◆ 練習課題
1. 次の(a)〜(c)がLXDのビルド手順を述べた本文の内容と合うかどうかを、それぞれ「はい」か「いいえ」で答えよ。判断の決め手となる本文の語句もそのまま引用すること。
(a) 依存ライブラリのビルドの前に、直近のリリースタグとして3.18にチェックアウトする。
(b) CGO_CFLAGSとCGO_LDFLAGSは、.bashrcに記述するだけでは足りず、工夫が必要である。
(c) 追加した設定ファイルの内容をOSに知らせるには、sudo ldconfigを実行する。
2. 本文のうち「後の話なのですが,ビルドした」から「そのため,以下のファイルを作成します.」までの部分を、一字も変えずに書き出せ。

**** 本文

まずは,依存するライブラリのビルドです.
その前に,やはりデフォルトのブランチでは動作が不安なため,直近のリリースタグにチェックアウトします.ここでは,3.18とします.
go getで取得したソースコードは${GOPATH}/src/github.com/lxc/lxdにあります.

make deps

エラーなくライブラリのビルドが終了すると,以下のような情報が表示されるはずです.

export CGO_CFLAGS="${CGO_CFLAGS} -I${GOPATH}/deps/sqlite/ -I${GOPATH}/deps/dqlite/include/ -I${GOPATH}/deps/raft/include/ -I${GOPATH}/deps/libco/"
export CGO_LDFLAGS="${CGO_LDFLAGS} -L${GOPATH}/deps/sqlite/.libs/ -L${GOPATH}/deps/dqlite/.libs/ -L${GOPATH}/deps/raft/.libs -L${GOPATH}/deps/libco/"
export LD_LIBRARY_PATH="${GOPATH}/deps/sqlite/.libs/:${GOPATH}/deps/dqlite/.libs/:${GOPATH}/deps/raft/.libs:${GOPATH}/deps/libco/:${LD_LIBRARY_PATH}"

ビルドしたライブラリをOSに共有ライブラリとして登録する

CGO_CFLAGSとCGO_LDFLAGSはそのまま,.bashrcなどに記述すればよいのですが,LD_LIBRARY_PATHに関しては少し工夫が必要です.

後の話なのですが,ビルドしたLXDのバイナリはsudoで実行する必要があります.そのため,そのままLD_LIBRARY_PATHを.bashrcに記述するとsudoで実行する場合,ビルドしたライブラリが見えません.

この問題を解決するため,共有ライブラリとしてOSに登録する必要があります.

Ubuntu18.04の場合,/ld.so.conf.d/配下にライブラリが配置されているパスが記述されている設定ファイルを配置することで,そのパスを見て共有ライブラリを登録してくれます.

そのため,以下のファイルを作成します.
${GOPATH}の部分は,環境に合わせて変更された内容が依存ライブラリビルド時に表示されているはずなので,その内容と読み替えてください.

/ld/so.conf.d/lxd-lib.conf
${GOPATH}/deps/sqlite/.libs/
${GOPATH}/deps/dqlite/.libs/
${GOPATH}/deps/raft/.libs
${GOPATH}/deps/libco/

追加した設定ファイルの内容をOSに知らせるために,以下のコマンドを実行します.

sudo ldconfig

LXDのビルドとインストール

続いて,LXD本体のビルドを行います.ビルドはとっても簡単です.

make

ビルドが正常に終了した場合,${GOPATH}/bin配下にlxdlxcというバイナリが配置されているはずです.

********
**** 提供資料

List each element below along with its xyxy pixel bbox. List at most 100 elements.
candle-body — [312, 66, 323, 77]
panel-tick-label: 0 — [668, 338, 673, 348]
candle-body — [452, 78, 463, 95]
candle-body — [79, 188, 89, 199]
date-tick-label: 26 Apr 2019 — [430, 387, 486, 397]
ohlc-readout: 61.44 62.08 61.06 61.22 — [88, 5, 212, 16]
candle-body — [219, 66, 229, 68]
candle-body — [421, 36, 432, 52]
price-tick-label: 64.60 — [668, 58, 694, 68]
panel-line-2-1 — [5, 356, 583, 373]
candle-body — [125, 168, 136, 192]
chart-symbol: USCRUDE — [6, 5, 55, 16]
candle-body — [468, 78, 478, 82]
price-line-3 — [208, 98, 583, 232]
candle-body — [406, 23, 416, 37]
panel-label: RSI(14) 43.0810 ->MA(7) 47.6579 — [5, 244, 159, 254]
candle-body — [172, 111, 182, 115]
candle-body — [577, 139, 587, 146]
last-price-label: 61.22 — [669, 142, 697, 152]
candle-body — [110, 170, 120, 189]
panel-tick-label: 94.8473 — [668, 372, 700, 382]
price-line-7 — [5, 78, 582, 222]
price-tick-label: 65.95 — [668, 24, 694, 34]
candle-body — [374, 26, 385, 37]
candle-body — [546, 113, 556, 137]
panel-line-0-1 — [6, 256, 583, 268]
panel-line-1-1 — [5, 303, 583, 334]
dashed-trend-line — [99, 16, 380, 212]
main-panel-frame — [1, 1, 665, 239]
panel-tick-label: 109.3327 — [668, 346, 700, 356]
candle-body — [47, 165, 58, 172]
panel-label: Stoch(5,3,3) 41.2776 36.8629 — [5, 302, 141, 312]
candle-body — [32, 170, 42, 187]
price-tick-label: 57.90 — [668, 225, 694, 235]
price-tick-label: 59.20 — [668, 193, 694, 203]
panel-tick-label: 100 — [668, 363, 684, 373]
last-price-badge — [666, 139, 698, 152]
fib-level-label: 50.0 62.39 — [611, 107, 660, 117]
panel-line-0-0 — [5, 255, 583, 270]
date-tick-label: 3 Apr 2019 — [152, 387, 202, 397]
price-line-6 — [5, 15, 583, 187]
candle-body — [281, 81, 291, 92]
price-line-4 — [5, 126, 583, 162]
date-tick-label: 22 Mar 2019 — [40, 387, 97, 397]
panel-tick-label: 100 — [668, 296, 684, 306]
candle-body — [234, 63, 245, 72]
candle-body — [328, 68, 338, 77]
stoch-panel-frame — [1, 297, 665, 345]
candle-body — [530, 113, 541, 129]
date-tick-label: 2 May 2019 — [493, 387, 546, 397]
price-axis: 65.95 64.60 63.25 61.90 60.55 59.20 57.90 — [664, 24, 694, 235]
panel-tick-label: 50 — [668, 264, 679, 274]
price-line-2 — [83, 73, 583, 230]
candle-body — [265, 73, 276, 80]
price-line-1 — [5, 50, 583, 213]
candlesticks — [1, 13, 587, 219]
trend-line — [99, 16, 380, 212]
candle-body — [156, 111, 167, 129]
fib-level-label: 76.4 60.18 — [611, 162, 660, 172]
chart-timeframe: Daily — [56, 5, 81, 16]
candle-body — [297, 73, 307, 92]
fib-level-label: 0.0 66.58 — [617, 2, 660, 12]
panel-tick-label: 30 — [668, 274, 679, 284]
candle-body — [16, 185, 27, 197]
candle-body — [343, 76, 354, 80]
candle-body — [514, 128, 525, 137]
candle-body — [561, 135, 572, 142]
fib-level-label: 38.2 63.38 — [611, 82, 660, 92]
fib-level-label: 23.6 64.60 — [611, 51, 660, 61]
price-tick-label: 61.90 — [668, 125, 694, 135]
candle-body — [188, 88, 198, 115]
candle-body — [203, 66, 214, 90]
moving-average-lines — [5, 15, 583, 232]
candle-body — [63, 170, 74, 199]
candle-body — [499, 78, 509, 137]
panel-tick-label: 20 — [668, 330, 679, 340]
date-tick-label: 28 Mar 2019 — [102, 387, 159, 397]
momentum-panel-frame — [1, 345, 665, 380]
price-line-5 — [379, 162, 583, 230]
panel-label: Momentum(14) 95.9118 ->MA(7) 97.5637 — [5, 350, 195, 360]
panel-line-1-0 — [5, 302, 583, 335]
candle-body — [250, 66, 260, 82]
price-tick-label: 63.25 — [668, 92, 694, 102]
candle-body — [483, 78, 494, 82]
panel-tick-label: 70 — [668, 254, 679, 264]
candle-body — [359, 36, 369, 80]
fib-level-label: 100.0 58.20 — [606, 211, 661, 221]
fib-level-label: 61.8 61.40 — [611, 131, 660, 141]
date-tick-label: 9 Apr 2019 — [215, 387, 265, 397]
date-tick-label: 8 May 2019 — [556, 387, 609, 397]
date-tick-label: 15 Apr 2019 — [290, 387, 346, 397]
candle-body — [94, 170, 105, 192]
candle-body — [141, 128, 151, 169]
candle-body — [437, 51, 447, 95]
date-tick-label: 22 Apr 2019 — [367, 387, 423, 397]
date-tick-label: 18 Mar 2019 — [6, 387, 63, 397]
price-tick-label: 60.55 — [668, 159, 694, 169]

********

◆ 各課題の解答
1.
(a) はい。「直近のリリースタグにチェックアウトします.ここでは,3.18とします.」
(b) いいえ。「CGO_CFLAGSとCGO_LDFLAGSはそのまま,.bashrcなどに記述すればよいのですが,LD_LIBRARY_PATHに関しては少し工夫が必要です.」
(c) はい。「追加した設定ファイルの内容をOSに知らせるために,以下のコマンドを実行します.」「sudo ldconfig」

2.
後の話なのですが,ビルドしたLXDのバイナリはsudoで実行する必要があります.そのため,そのままLD_LIBRARY_PATHを.bashrcに記述するとsudoで実行する場合,ビルドしたライブラリが見えません.

この問題を解決するため,共有ライブラリとしてOSに登録する必要があります.

Ubuntu18.04の場合,/ld.so.conf.d/配下にライブラリが配置されているパスが記述されている設定ファイルを配置することで,そのパスを見て共有ライブラリを登録してくれます.

そのため,以下のファイルを作成します.